[Data items]

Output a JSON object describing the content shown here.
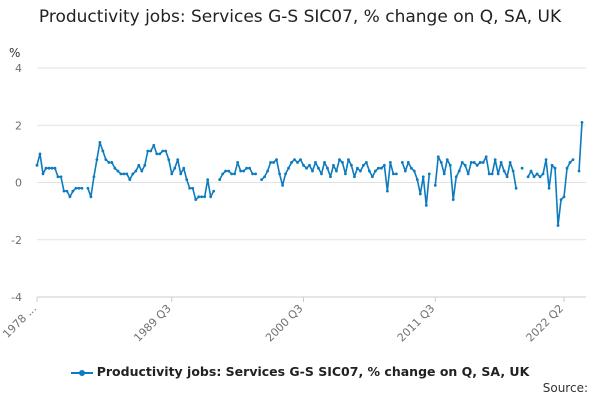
{
  "title": "Productivity jobs: Services G-S SIC07, % change on Q, SA, UK",
  "source_label": "Source:",
  "chart_data": {
    "type": "line",
    "title": "Productivity jobs: Services G-S SIC07, % change on Q, SA, UK",
    "ylabel": "%",
    "ylim": [
      -4,
      4
    ],
    "yticks": [
      4,
      2,
      0,
      -2,
      -4
    ],
    "x_tick_labels": [
      "1978 ...",
      "1989 Q3",
      "2000 Q3",
      "2011 Q3",
      "2022 Q2"
    ],
    "x_tick_positions": [
      0,
      45,
      89,
      133,
      176
    ],
    "grid": true,
    "legend_position": "bottom",
    "series": [
      {
        "name": "Productivity jobs: Services G-S SIC07, % change on Q, SA, UK",
        "color": "#0c7bbf",
        "values": [
          0.6,
          1.0,
          0.3,
          0.5,
          0.5,
          0.5,
          0.5,
          0.2,
          0.2,
          -0.3,
          -0.3,
          -0.5,
          -0.3,
          -0.2,
          -0.2,
          -0.2,
          null,
          -0.2,
          -0.5,
          0.2,
          0.8,
          1.4,
          1.1,
          0.8,
          0.7,
          0.7,
          0.5,
          0.4,
          0.3,
          0.3,
          0.3,
          0.1,
          0.3,
          0.4,
          0.6,
          0.4,
          0.6,
          1.1,
          1.1,
          1.3,
          1.0,
          1.0,
          1.1,
          1.1,
          0.8,
          0.3,
          0.5,
          0.8,
          0.3,
          0.5,
          0.1,
          -0.2,
          -0.2,
          -0.6,
          -0.5,
          -0.5,
          -0.5,
          0.1,
          -0.5,
          -0.3,
          null,
          0.1,
          0.3,
          0.4,
          0.4,
          0.3,
          0.3,
          0.7,
          0.4,
          0.4,
          0.5,
          0.5,
          0.3,
          0.3,
          null,
          0.1,
          0.2,
          0.4,
          0.7,
          0.7,
          0.8,
          0.3,
          -0.1,
          0.3,
          0.5,
          0.7,
          0.8,
          0.7,
          0.8,
          0.6,
          0.5,
          0.6,
          0.4,
          0.7,
          0.5,
          0.3,
          0.7,
          0.5,
          0.2,
          0.6,
          0.4,
          0.8,
          0.7,
          0.3,
          0.8,
          0.6,
          0.2,
          0.5,
          0.4,
          0.6,
          0.7,
          0.4,
          0.2,
          0.4,
          0.5,
          0.5,
          0.6,
          -0.3,
          0.7,
          0.3,
          0.3,
          null,
          0.7,
          0.4,
          0.7,
          0.5,
          0.4,
          0.1,
          -0.4,
          0.2,
          -0.8,
          0.3,
          null,
          -0.1,
          0.9,
          0.7,
          0.3,
          0.8,
          0.6,
          -0.6,
          0.2,
          0.4,
          0.7,
          0.6,
          0.3,
          0.7,
          0.7,
          0.6,
          0.7,
          0.7,
          0.9,
          0.3,
          0.3,
          0.8,
          0.3,
          0.7,
          0.4,
          0.2,
          0.7,
          0.4,
          -0.2,
          null,
          0.5,
          null,
          0.2,
          0.4,
          0.2,
          0.3,
          0.2,
          0.3,
          0.8,
          -0.2,
          0.6,
          0.5,
          -1.5,
          -0.6,
          -0.5,
          0.5,
          0.7,
          0.8,
          null,
          0.4,
          2.1
        ]
      }
    ]
  }
}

**Requirement**
Search the lines above for the string "jobs" and copy each line that has it.

**Final result**
  "title": "Productivity jobs: Services G-S SIC07, % change on Q, SA, UK",
    "title": "Productivity jobs: Services G-S SIC07, % change on Q, SA, UK",
        "name": "Productivity jobs: Services G-S SIC07, % change on Q, SA, UK",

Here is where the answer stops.